### EXERCISE INSTRUCTIONS:
Write out the full listing again, exactly as it stands.

Figure record listings
↓

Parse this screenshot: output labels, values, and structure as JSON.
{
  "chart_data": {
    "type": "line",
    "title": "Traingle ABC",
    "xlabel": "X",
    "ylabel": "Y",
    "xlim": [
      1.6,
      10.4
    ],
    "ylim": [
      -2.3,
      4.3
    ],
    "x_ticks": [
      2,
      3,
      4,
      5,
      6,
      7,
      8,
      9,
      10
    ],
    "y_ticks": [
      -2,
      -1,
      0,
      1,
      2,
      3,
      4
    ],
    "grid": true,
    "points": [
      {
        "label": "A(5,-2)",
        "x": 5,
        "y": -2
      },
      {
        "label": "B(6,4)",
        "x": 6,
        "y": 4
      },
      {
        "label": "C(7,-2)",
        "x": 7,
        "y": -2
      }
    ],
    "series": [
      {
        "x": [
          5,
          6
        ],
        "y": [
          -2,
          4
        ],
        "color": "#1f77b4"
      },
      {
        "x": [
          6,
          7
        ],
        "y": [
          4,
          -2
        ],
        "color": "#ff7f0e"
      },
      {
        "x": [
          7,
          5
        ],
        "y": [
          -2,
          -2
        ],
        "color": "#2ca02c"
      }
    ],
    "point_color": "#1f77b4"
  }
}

↑

### EXPECTED ANSWER:
Parse this screenshot: output labels, values, and structure as JSON.
{
  "chart_data": {
    "type": "line",
    "title": "Traingle ABC",
    "xlabel": "X",
    "ylabel": "Y",
    "xlim": [
      1.6,
      10.4
    ],
    "ylim": [
      -2.3,
      4.3
    ],
    "x_ticks": [
      2,
      3,
      4,
      5,
      6,
      7,
      8,
      9,
      10
    ],
    "y_ticks": [
      -2,
      -1,
      0,
      1,
      2,
      3,
      4
    ],
    "grid": true,
    "points": [
      {
        "label": "A(5,-2)",
        "x": 5,
        "y": -2
      },
      {
        "label": "B(6,4)",
        "x": 6,
        "y": 4
      },
      {
        "label": "C(7,-2)",
        "x": 7,
        "y": -2
      }
    ],
    "series": [
      {
        "x": [
          5,
          6
        ],
        "y": [
          -2,
          4
        ],
        "color": "#1f77b4"
      },
      {
        "x": [
          6,
          7
        ],
        "y": [
          4,
          -2
        ],
        "color": "#ff7f0e"
      },
      {
        "x": [
          7,
          5
        ],
        "y": [
          -2,
          -2
        ],
        "color": "#2ca02c"
      }
    ],
    "point_color": "#1f77b4"
  }
}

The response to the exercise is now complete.